WRITTEN INSTRUCTION: Write out the records that appear below, verbatim and complete, but without pictures.

___

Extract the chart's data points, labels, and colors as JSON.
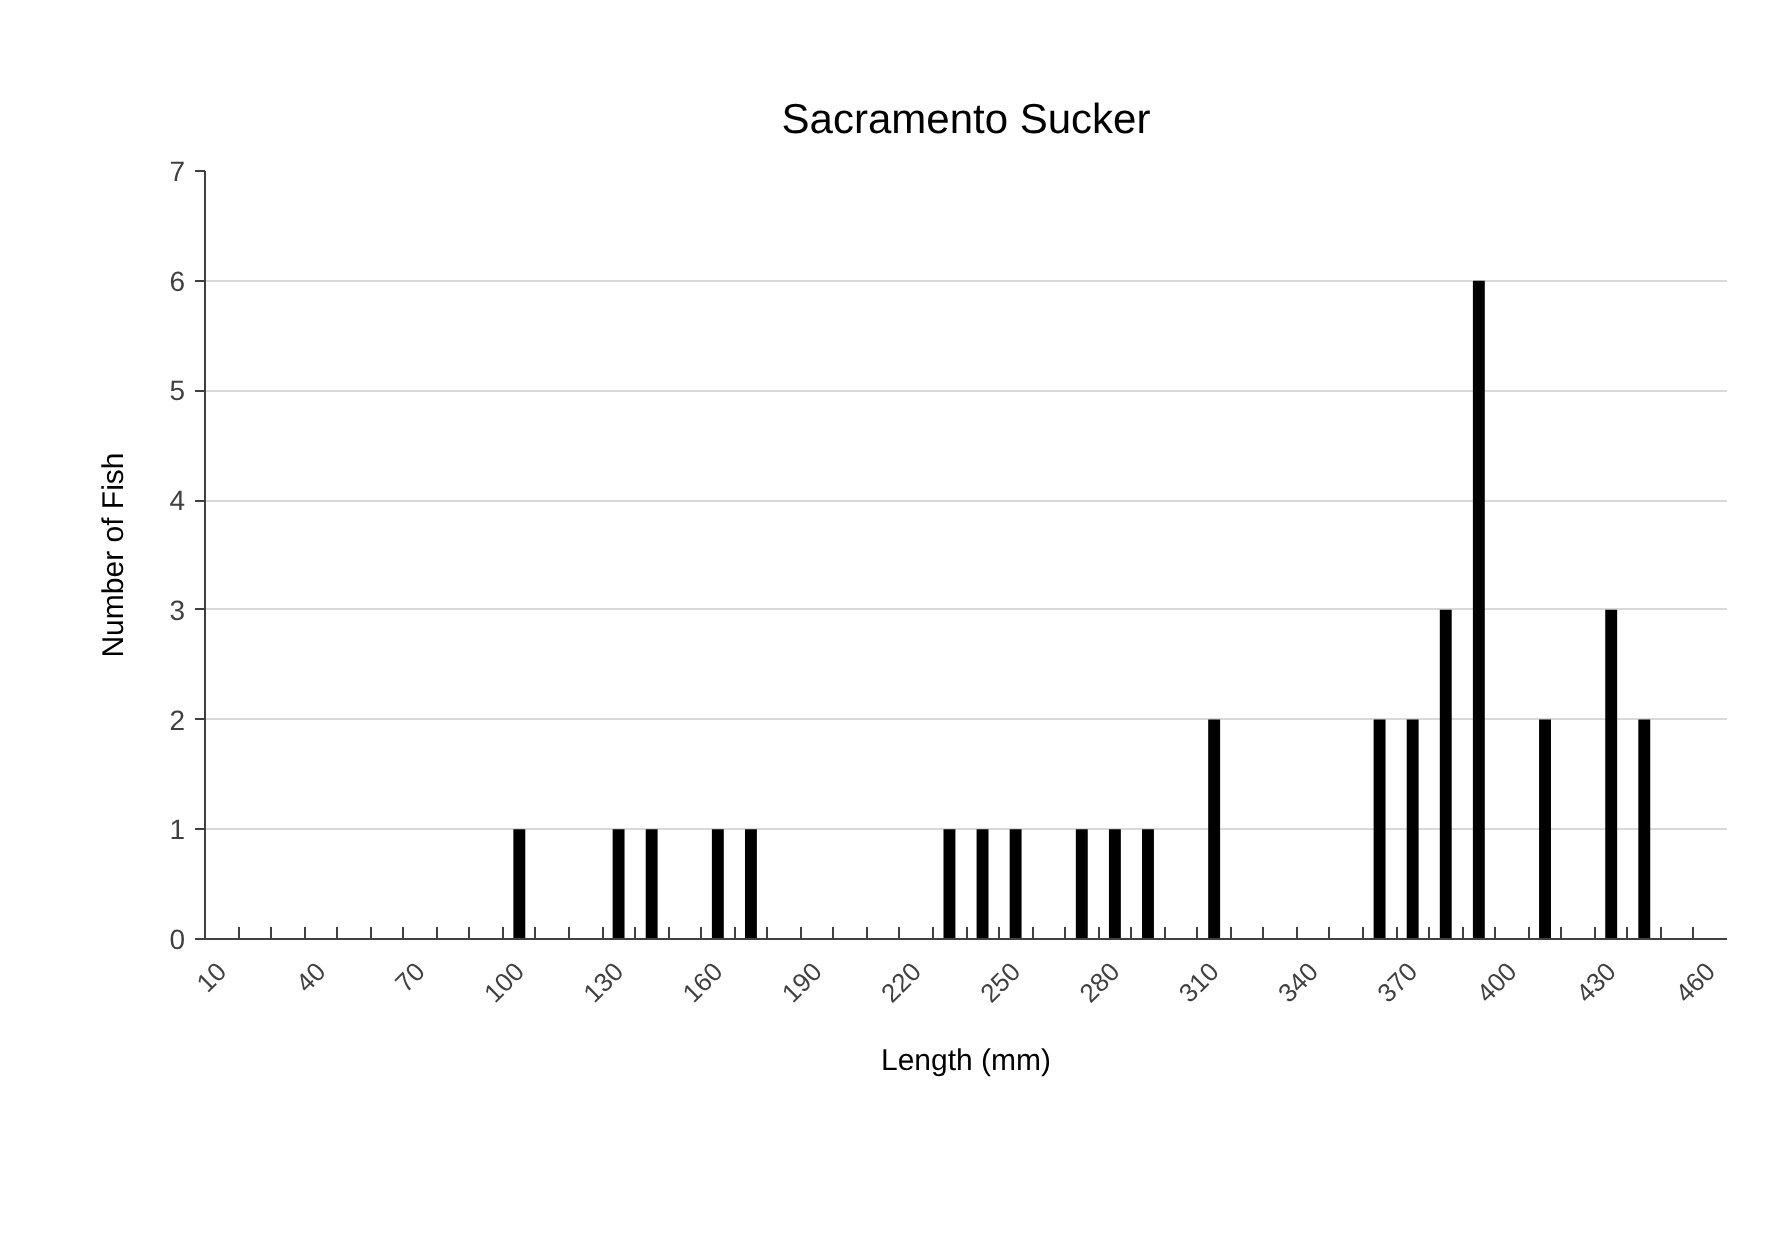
{
  "chart_data": {
    "type": "bar",
    "title": "Sacramento Sucker",
    "xlabel": "Length (mm)",
    "ylabel": "Number of Fish",
    "categories": [
      "10",
      null,
      null,
      "40",
      null,
      null,
      "70",
      null,
      null,
      "100",
      null,
      null,
      "130",
      null,
      null,
      "160",
      null,
      null,
      "190",
      null,
      null,
      "220",
      null,
      null,
      "250",
      null,
      null,
      "280",
      null,
      null,
      "310",
      null,
      null,
      "340",
      null,
      null,
      "370",
      null,
      null,
      "400",
      null,
      null,
      "430",
      null,
      null,
      "460"
    ],
    "values": [
      0,
      0,
      0,
      0,
      0,
      0,
      0,
      0,
      0,
      1,
      0,
      0,
      1,
      1,
      0,
      1,
      1,
      0,
      0,
      0,
      0,
      0,
      1,
      1,
      1,
      0,
      1,
      1,
      1,
      0,
      2,
      0,
      0,
      0,
      0,
      2,
      2,
      3,
      6,
      0,
      2,
      0,
      3,
      2,
      0,
      0
    ],
    "color": "#000000",
    "ylim": [
      0,
      7
    ],
    "yticks": [
      0,
      1,
      2,
      3,
      4,
      5,
      6,
      7
    ],
    "grid": "y"
  }
}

___

PROBLEM SOLUTION:
Extract the chart's data points, labels, and colors as JSON.
{
  "chart_data": {
    "type": "bar",
    "title": "Sacramento Sucker",
    "xlabel": "Length (mm)",
    "ylabel": "Number of Fish",
    "categories": [
      "10",
      null,
      null,
      "40",
      null,
      null,
      "70",
      null,
      null,
      "100",
      null,
      null,
      "130",
      null,
      null,
      "160",
      null,
      null,
      "190",
      null,
      null,
      "220",
      null,
      null,
      "250",
      null,
      null,
      "280",
      null,
      null,
      "310",
      null,
      null,
      "340",
      null,
      null,
      "370",
      null,
      null,
      "400",
      null,
      null,
      "430",
      null,
      null,
      "460"
    ],
    "values": [
      0,
      0,
      0,
      0,
      0,
      0,
      0,
      0,
      0,
      1,
      0,
      0,
      1,
      1,
      0,
      1,
      1,
      0,
      0,
      0,
      0,
      0,
      1,
      1,
      1,
      0,
      1,
      1,
      1,
      0,
      2,
      0,
      0,
      0,
      0,
      2,
      2,
      3,
      6,
      0,
      2,
      0,
      3,
      2,
      0,
      0
    ],
    "color": "#000000",
    "ylim": [
      0,
      7
    ],
    "yticks": [
      0,
      1,
      2,
      3,
      4,
      5,
      6,
      7
    ],
    "grid": "y"
  }
}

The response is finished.